*ENUNCIADO DA TAREFA*:
Copie sem alterações o trecho do texto sobre a vacina Sputnik V que começa em "Sobre a autorização" e termina em "de fabricação própria.".

*TRECHO SELECIONADO*:
******************************

Sobre a autorização em outros países, Machado ressaltou que, em sua maioria, os países não possuem participação em fóruns internacionais, nem contam com maturidade de avaliação pela OMS (Organização Mundial da Saúde). Além disso, ele destacou que a Rússia vacinou apenas 8% da sua população, mesmo tendo uma vacina de fabricação própria.
“A vacina não está em uso em 23 países que a adquiriram [...] e em outros, contam com baixo contingente de pessoas que a receberam, o que ainda não permite conclusões sobre a segurança da vacina”, destacou.
Meiruze também destacou a dificuldade enfrentada pela Anvisa para acessar as informações técnicas da Sputnik V. A diretora ressaltou, ainda, que as informações exigidas não são burocráticas e que dizem respeito à segurança da populalção.
“Desde janeiro de 2021 estamos usando todos os canais para buscar as informações sobre qualidade, segurança e eficácia, e estamos até aqui sem os dados técnicos para que eu possa me dirigir à população e falar que os benefícios superam os riscos. Toda vez que um brasileiro ou brasileira recebe uma dose da vacina contra a covid-19, eles precisam ter a confiança dos servidores públicos da Anvisa”, disse.
"Não foram apresentados dados de estudos clínicos e não clínicos. Nós, como diretores da Anvisa, fomos exaurientes na busca de informações e dados minimamente suficientes para garantir a proteção desta vacina”, reforçou a diretora Cristiane Gomes. em sua fala
Meiruze, porém, reconheceu a credibilidade da vacina, considerando a quantidade de países onde a Sputnik V já é aplicada, e afirmou que poderia mudar o voto caso mais dados sejam apresentados.
O diretor-presidente da Anvisa, Antonio Barra Torres, citou a análise técnica da própria agência, exposta na mesma sessão, antes do voto dos diretores, que recomendou pela não importação da vacina. "Precisaríamos de argumentos muito fortes para votar contrariarmente. Caso a vacina cause revezes à saúde da população, não poderíamos nos escudar em uma ignorância quanto aos riscos do produto", comentou.
Batalha judicial
Depois da pressão de estados do Nordeste que se articularam para comprar e aplicar por conta própria a Sputnik V, o ministro do STF, Ricardo Lewandowski, concedeu uma liminar exigindo que a Anvisa responda se a Bahia pode ou não importar a vacina Sputnik-V. A determinação obrigou a agência a realizar a reunião extraordinária.
Além da Bahia, outros estados também fizeram o mesmo tipo de pedido. São eles Ceará, Amapá, Piauí e Maranhão. Em seus pedidos, os governadores citaram a situação dramática da pandemia e a lentidão do processo de vacinação no Brasil, que deve imunizar os grupos prioritários somente em setembro deste ano.

******************************

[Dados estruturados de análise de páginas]

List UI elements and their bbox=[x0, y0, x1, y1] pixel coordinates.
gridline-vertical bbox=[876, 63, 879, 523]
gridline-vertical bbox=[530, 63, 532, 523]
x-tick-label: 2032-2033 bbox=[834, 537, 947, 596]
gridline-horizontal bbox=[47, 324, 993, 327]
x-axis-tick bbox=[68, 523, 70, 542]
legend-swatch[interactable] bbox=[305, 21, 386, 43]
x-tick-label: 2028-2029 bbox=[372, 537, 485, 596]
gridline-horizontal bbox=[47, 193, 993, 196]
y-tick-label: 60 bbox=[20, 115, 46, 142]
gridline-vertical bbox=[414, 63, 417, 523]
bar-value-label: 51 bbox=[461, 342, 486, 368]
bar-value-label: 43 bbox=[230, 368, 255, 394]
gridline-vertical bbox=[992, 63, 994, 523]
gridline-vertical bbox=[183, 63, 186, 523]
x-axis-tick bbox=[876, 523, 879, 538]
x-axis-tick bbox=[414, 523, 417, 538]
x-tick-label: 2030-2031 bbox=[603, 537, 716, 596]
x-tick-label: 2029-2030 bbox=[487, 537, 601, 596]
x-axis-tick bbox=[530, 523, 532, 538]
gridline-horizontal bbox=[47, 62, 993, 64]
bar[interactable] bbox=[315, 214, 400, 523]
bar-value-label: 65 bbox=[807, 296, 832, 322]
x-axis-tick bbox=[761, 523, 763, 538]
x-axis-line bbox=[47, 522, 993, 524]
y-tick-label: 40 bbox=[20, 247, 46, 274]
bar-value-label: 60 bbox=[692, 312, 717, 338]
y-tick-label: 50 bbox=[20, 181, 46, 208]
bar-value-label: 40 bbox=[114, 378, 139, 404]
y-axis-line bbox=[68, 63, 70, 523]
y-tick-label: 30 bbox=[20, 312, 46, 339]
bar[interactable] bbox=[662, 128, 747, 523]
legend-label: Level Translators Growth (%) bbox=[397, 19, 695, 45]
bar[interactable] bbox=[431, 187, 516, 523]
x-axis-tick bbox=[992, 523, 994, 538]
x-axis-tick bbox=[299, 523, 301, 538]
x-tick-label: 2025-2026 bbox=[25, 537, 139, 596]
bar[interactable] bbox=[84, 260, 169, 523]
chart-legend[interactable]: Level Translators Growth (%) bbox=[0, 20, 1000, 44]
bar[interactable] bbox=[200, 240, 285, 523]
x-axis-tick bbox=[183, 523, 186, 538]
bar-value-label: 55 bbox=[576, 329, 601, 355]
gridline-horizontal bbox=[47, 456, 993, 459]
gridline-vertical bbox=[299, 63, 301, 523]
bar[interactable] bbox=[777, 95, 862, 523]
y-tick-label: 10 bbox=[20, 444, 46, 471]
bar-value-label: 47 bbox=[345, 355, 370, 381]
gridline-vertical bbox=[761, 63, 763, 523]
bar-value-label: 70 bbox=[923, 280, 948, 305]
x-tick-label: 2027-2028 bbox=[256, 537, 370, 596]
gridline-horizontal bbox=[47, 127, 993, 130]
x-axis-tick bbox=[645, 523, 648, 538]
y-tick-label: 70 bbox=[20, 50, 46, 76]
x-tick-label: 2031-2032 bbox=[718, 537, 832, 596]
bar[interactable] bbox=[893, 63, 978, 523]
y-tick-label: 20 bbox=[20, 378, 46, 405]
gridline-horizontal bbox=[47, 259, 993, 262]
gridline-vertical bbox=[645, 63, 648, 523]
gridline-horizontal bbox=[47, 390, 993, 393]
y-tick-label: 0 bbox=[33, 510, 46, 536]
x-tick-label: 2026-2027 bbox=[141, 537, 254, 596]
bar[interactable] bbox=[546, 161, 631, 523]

******************************

*EXERCÍCIO CONCLUÍDO*:
Sobre a autorização em outros países, Machado ressaltou que, em sua maioria, os países não possuem participação em fóruns internacionais, nem contam com maturidade de avaliação pela OMS (Organização Mundial da Saúde). Além disso, ele destacou que a Rússia vacinou apenas 8% da sua população, mesmo tendo uma vacina de fabricação própria.